Rewrite the data below, replacing every "kinetic-point" with "kinetic-marker". Leave everything else unchanged.

• **Stored items**
-*-
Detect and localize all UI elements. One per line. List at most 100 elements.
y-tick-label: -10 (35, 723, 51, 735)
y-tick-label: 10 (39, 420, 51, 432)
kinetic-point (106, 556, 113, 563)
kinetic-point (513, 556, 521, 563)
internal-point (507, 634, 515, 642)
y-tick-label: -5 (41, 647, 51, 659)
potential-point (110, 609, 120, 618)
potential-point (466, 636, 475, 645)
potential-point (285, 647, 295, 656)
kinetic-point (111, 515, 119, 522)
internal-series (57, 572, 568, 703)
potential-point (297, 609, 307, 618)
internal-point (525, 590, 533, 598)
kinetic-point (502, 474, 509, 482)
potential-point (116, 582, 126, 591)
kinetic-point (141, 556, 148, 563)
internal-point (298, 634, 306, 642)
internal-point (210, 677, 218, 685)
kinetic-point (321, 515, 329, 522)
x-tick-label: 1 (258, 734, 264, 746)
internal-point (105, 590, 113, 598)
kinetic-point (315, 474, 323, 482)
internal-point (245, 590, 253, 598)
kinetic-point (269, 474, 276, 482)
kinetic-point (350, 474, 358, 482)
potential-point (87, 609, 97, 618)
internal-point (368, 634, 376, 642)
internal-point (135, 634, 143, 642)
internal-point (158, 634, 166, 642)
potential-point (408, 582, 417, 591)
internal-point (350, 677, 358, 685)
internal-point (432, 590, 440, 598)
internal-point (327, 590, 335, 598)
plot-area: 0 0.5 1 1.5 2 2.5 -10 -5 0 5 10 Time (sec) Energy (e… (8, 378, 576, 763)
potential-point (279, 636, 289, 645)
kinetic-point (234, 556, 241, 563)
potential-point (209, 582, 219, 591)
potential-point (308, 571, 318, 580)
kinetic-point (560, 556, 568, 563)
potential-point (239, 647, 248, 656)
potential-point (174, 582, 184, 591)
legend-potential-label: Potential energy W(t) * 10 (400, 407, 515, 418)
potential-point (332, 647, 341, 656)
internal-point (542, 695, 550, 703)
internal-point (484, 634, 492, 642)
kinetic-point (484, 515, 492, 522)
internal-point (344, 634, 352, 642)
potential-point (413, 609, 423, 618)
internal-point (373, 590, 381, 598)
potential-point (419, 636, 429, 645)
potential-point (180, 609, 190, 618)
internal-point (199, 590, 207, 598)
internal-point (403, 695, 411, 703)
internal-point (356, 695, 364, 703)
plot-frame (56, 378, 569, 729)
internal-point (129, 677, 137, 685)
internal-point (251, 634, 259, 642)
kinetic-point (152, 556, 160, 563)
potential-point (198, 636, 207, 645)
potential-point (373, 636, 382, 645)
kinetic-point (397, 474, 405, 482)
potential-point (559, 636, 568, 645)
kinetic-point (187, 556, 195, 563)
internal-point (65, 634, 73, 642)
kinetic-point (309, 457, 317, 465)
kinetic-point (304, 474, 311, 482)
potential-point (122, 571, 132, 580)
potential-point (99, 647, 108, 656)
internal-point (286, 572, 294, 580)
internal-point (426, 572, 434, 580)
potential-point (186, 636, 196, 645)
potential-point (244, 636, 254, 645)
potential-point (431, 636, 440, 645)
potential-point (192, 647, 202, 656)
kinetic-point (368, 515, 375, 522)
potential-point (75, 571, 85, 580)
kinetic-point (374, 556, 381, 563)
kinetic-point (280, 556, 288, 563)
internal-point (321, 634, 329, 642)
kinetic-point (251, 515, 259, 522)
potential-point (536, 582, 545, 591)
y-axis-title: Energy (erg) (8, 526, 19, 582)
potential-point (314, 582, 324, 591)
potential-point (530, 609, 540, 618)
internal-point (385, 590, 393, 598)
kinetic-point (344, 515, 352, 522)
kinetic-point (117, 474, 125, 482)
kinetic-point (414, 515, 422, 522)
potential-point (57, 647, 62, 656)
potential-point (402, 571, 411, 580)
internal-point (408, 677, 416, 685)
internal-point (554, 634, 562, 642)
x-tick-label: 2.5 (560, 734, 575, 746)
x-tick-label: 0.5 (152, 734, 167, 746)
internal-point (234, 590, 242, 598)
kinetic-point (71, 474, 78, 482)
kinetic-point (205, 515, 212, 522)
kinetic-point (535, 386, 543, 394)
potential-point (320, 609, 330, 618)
-*-
• **SOLVED PROBLEM**
Detect and localize all UI elements. One per line. List at most 100 elements.
y-tick-label: -10 (35, 723, 51, 735)
y-tick-label: 10 (39, 420, 51, 432)
kinetic-marker (106, 556, 113, 563)
kinetic-marker (513, 556, 521, 563)
internal-point (507, 634, 515, 642)
y-tick-label: -5 (41, 647, 51, 659)
potential-point (110, 609, 120, 618)
potential-point (466, 636, 475, 645)
potential-point (285, 647, 295, 656)
kinetic-marker (111, 515, 119, 522)
internal-series (57, 572, 568, 703)
potential-point (297, 609, 307, 618)
internal-point (525, 590, 533, 598)
kinetic-marker (502, 474, 509, 482)
potential-point (116, 582, 126, 591)
kinetic-marker (141, 556, 148, 563)
internal-point (298, 634, 306, 642)
internal-point (210, 677, 218, 685)
kinetic-marker (321, 515, 329, 522)
x-tick-label: 1 (258, 734, 264, 746)
internal-point (105, 590, 113, 598)
kinetic-marker (315, 474, 323, 482)
internal-point (245, 590, 253, 598)
kinetic-marker (269, 474, 276, 482)
kinetic-marker (350, 474, 358, 482)
potential-point (87, 609, 97, 618)
internal-point (368, 634, 376, 642)
internal-point (135, 634, 143, 642)
internal-point (158, 634, 166, 642)
potential-point (408, 582, 417, 591)
internal-point (350, 677, 358, 685)
internal-point (432, 590, 440, 598)
internal-point (327, 590, 335, 598)
plot-area: 0 0.5 1 1.5 2 2.5 -10 -5 0 5 10 Time (sec) Energy (e… (8, 378, 576, 763)
potential-point (279, 636, 289, 645)
kinetic-marker (234, 556, 241, 563)
potential-point (209, 582, 219, 591)
potential-point (308, 571, 318, 580)
kinetic-marker (560, 556, 568, 563)
potential-point (239, 647, 248, 656)
potential-point (174, 582, 184, 591)
legend-potential-label: Potential energy W(t) * 10 (400, 407, 515, 418)
potential-point (332, 647, 341, 656)
internal-point (542, 695, 550, 703)
internal-point (484, 634, 492, 642)
kinetic-marker (484, 515, 492, 522)
internal-point (344, 634, 352, 642)
potential-point (413, 609, 423, 618)
internal-point (373, 590, 381, 598)
potential-point (419, 636, 429, 645)
potential-point (180, 609, 190, 618)
internal-point (199, 590, 207, 598)
internal-point (403, 695, 411, 703)
internal-point (356, 695, 364, 703)
plot-frame (56, 378, 569, 729)
internal-point (129, 677, 137, 685)
internal-point (251, 634, 259, 642)
kinetic-marker (152, 556, 160, 563)
potential-point (198, 636, 207, 645)
potential-point (373, 636, 382, 645)
kinetic-marker (397, 474, 405, 482)
potential-point (559, 636, 568, 645)
kinetic-marker (187, 556, 195, 563)
internal-point (65, 634, 73, 642)
kinetic-marker (309, 457, 317, 465)
kinetic-marker (304, 474, 311, 482)
potential-point (122, 571, 132, 580)
potential-point (99, 647, 108, 656)
internal-point (286, 572, 294, 580)
internal-point (426, 572, 434, 580)
potential-point (186, 636, 196, 645)
potential-point (244, 636, 254, 645)
potential-point (431, 636, 440, 645)
potential-point (192, 647, 202, 656)
kinetic-marker (368, 515, 375, 522)
potential-point (75, 571, 85, 580)
kinetic-marker (374, 556, 381, 563)
kinetic-marker (280, 556, 288, 563)
internal-point (321, 634, 329, 642)
kinetic-marker (251, 515, 259, 522)
potential-point (536, 582, 545, 591)
y-axis-title: Energy (erg) (8, 526, 19, 582)
potential-point (314, 582, 324, 591)
potential-point (530, 609, 540, 618)
internal-point (385, 590, 393, 598)
kinetic-marker (344, 515, 352, 522)
kinetic-marker (117, 474, 125, 482)
kinetic-marker (414, 515, 422, 522)
potential-point (57, 647, 62, 656)
potential-point (402, 571, 411, 580)
internal-point (408, 677, 416, 685)
internal-point (554, 634, 562, 642)
x-tick-label: 2.5 (560, 734, 575, 746)
x-tick-label: 0.5 (152, 734, 167, 746)
internal-point (234, 590, 242, 598)
kinetic-marker (71, 474, 78, 482)
kinetic-marker (205, 515, 212, 522)
kinetic-marker (535, 386, 543, 394)
potential-point (320, 609, 330, 618)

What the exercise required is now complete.